▶ _TASK STATEMENT_:
Gather every line holding the string "orientation".

▶ _EXCERPTED RECORDS_:
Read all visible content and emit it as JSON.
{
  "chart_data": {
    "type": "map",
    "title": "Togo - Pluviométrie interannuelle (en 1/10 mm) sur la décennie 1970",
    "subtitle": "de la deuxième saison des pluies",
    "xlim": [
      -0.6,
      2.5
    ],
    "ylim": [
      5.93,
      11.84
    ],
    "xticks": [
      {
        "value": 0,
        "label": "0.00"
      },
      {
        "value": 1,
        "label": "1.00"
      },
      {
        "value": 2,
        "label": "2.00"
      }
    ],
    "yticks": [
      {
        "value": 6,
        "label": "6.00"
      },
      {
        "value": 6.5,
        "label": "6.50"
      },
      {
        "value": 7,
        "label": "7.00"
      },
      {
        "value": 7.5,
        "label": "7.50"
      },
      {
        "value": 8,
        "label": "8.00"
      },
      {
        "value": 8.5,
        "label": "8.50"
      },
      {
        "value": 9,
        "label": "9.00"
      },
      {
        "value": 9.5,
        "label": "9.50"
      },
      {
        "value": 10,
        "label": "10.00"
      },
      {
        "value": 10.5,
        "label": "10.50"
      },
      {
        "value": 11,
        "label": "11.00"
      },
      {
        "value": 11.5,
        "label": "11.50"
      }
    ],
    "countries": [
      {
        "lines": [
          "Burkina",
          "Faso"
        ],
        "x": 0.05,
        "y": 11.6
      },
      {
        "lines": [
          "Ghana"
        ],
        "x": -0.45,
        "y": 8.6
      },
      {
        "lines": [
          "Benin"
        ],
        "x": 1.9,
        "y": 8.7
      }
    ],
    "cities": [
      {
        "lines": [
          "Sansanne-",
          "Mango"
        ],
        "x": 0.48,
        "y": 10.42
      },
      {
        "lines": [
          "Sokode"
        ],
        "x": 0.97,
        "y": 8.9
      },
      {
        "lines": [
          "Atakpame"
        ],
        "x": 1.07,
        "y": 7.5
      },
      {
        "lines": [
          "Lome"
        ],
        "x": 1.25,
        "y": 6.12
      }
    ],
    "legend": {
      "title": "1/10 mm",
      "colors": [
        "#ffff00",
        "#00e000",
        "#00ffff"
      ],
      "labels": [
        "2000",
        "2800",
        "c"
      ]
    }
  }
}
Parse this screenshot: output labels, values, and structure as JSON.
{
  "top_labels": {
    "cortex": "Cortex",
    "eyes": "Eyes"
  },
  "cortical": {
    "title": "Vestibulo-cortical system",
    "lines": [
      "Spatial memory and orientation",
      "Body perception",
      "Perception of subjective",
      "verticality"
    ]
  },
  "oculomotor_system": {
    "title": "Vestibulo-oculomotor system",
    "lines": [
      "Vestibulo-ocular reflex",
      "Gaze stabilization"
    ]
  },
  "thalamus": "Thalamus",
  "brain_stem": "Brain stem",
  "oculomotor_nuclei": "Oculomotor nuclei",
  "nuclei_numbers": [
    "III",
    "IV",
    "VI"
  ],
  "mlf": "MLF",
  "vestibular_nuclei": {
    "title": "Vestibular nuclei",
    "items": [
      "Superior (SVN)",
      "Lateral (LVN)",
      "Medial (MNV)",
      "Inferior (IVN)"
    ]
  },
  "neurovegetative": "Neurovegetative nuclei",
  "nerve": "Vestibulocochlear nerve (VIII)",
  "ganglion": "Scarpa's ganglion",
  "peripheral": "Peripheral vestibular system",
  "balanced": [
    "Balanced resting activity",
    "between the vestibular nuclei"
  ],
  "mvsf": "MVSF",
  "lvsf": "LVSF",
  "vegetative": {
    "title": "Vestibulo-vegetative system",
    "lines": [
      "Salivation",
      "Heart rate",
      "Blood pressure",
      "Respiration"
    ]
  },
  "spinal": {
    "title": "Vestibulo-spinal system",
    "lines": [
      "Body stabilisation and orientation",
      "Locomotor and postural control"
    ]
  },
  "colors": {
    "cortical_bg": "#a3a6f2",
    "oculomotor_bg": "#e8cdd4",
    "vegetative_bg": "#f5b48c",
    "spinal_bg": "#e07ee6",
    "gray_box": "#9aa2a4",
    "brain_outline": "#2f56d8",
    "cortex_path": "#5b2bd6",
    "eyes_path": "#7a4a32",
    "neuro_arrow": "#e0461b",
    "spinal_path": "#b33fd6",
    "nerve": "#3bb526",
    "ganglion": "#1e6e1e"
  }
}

▶ _COMPLETE ANSWER_:
      "Spatial memory and orientation",
      "Body stabilisation and orientation",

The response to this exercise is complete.